Data to use:
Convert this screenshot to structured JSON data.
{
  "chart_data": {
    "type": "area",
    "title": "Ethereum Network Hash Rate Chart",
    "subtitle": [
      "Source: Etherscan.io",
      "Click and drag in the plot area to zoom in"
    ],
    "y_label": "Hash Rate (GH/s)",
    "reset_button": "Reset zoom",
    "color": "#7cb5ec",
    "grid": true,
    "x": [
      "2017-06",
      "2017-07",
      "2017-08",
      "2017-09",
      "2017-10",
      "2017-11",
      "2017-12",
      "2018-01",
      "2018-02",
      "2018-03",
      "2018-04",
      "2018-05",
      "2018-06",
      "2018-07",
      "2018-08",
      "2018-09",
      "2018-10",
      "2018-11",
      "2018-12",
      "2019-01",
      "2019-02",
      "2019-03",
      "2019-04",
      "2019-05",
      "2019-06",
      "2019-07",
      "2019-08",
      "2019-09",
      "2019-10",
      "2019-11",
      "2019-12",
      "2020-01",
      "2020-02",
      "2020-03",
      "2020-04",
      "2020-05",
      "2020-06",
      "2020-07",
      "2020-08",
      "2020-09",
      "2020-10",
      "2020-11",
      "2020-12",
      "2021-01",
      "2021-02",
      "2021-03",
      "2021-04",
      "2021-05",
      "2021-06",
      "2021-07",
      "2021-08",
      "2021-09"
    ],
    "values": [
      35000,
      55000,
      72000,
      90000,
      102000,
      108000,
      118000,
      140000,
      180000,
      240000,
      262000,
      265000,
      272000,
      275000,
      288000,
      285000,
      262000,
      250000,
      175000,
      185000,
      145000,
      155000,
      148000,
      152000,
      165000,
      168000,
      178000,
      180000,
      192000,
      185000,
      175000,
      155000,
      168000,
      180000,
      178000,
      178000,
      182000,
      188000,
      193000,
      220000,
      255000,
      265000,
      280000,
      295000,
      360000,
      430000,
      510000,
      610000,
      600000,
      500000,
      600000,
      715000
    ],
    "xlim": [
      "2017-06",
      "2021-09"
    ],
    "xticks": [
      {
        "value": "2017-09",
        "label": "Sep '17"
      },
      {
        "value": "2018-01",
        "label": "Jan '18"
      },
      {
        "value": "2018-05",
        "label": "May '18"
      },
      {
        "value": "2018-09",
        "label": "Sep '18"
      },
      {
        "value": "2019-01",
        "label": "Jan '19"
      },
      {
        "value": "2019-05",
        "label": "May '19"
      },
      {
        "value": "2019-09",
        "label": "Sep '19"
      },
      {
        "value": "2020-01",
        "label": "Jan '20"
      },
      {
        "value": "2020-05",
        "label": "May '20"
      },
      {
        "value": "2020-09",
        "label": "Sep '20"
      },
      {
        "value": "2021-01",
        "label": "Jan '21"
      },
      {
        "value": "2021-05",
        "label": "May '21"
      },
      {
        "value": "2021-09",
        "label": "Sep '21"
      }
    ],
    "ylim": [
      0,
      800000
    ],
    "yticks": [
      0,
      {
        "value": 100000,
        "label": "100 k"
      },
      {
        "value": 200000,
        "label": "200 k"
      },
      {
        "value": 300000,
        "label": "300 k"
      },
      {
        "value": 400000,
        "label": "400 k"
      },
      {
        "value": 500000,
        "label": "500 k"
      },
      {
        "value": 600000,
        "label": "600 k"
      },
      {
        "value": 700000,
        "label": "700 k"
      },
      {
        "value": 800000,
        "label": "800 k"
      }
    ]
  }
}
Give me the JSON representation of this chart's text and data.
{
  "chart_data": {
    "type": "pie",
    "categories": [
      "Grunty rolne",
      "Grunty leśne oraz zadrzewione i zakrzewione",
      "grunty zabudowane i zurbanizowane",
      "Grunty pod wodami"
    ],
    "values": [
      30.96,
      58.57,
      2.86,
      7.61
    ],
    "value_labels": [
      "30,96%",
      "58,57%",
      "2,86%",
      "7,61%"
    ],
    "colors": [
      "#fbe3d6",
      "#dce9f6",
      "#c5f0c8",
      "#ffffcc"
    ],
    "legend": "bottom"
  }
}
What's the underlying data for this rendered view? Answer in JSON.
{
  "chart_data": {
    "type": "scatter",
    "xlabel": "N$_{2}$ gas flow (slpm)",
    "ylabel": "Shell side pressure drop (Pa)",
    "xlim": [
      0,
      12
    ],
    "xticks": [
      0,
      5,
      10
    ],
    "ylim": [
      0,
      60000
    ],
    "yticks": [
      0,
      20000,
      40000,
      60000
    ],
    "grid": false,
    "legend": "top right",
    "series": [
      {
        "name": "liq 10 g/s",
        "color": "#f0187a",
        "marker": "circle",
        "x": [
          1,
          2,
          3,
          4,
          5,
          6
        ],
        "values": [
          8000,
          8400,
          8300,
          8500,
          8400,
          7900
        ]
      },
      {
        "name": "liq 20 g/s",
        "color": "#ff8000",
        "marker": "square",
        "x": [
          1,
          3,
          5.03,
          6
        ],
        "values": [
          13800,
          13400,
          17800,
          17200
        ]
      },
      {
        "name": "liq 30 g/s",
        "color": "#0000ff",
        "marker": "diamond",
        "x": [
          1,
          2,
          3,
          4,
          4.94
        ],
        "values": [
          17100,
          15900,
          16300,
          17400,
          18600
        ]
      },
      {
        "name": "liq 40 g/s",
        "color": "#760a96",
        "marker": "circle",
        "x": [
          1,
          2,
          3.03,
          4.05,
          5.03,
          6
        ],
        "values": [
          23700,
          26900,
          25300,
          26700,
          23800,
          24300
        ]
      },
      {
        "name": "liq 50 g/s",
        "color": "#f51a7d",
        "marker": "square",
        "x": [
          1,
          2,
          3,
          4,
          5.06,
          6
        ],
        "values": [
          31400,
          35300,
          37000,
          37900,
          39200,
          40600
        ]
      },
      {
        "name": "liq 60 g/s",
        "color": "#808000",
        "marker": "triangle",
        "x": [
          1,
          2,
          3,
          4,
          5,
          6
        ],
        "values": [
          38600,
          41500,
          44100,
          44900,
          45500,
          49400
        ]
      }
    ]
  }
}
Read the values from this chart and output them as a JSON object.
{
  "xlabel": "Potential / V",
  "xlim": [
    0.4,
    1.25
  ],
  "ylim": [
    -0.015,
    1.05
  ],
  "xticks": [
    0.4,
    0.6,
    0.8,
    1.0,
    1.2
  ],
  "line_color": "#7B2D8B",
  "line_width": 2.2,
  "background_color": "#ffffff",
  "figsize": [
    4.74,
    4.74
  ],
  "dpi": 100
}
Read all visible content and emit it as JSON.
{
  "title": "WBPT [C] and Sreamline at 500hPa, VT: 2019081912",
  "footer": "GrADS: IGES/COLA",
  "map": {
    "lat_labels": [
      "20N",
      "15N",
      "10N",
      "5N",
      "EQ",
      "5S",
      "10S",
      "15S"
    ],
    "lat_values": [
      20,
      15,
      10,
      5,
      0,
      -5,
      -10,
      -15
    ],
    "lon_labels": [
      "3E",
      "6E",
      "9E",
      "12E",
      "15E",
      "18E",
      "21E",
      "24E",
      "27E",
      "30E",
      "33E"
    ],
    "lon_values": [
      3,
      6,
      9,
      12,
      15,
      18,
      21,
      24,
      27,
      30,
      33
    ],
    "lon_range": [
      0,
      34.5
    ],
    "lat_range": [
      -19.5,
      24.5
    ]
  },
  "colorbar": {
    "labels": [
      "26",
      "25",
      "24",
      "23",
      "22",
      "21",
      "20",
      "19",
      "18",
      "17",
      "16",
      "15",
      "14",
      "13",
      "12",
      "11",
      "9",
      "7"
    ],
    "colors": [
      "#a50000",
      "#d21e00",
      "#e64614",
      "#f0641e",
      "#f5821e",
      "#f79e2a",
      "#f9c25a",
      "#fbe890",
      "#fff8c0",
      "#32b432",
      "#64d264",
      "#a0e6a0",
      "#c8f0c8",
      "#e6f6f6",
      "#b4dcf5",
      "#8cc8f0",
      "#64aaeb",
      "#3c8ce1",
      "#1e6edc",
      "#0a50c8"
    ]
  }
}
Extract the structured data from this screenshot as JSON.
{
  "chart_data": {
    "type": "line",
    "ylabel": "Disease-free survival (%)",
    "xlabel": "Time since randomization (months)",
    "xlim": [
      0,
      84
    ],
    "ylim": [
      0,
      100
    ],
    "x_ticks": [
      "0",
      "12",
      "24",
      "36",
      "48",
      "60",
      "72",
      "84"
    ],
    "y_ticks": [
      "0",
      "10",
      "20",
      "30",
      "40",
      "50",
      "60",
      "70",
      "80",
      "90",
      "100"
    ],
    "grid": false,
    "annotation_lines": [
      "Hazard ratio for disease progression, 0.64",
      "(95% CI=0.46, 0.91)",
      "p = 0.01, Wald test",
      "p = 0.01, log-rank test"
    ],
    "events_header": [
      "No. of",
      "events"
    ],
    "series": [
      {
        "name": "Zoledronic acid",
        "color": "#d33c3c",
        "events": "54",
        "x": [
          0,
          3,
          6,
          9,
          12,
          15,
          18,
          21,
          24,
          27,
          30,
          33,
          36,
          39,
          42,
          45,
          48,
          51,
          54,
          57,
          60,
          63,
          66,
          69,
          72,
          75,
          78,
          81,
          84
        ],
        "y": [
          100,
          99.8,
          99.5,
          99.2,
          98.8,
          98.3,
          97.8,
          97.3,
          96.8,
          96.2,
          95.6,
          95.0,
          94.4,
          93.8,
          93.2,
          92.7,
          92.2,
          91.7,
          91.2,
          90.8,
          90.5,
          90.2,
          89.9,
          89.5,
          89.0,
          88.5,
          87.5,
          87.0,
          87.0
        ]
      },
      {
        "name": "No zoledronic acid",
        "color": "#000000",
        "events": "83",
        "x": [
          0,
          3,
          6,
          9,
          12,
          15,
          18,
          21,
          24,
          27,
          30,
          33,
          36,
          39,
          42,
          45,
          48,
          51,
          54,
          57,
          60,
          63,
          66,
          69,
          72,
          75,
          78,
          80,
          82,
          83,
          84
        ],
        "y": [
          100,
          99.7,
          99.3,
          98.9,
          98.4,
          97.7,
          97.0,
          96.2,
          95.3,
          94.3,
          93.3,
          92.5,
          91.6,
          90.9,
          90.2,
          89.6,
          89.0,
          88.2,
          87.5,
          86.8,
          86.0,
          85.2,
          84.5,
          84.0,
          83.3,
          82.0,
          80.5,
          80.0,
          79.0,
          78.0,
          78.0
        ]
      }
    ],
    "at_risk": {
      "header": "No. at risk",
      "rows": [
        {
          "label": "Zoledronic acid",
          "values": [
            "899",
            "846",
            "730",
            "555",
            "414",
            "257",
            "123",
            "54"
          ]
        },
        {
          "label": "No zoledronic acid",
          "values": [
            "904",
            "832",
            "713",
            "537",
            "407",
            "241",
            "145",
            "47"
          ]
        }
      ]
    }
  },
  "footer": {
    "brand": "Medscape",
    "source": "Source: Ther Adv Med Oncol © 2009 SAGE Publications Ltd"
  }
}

Directions for this task:
Extract, from the material above, each line holding the word "Read".

Answer to the problem:
Read the values from this chart and output them as a JSON object.
Read all visible content and emit it as JSON.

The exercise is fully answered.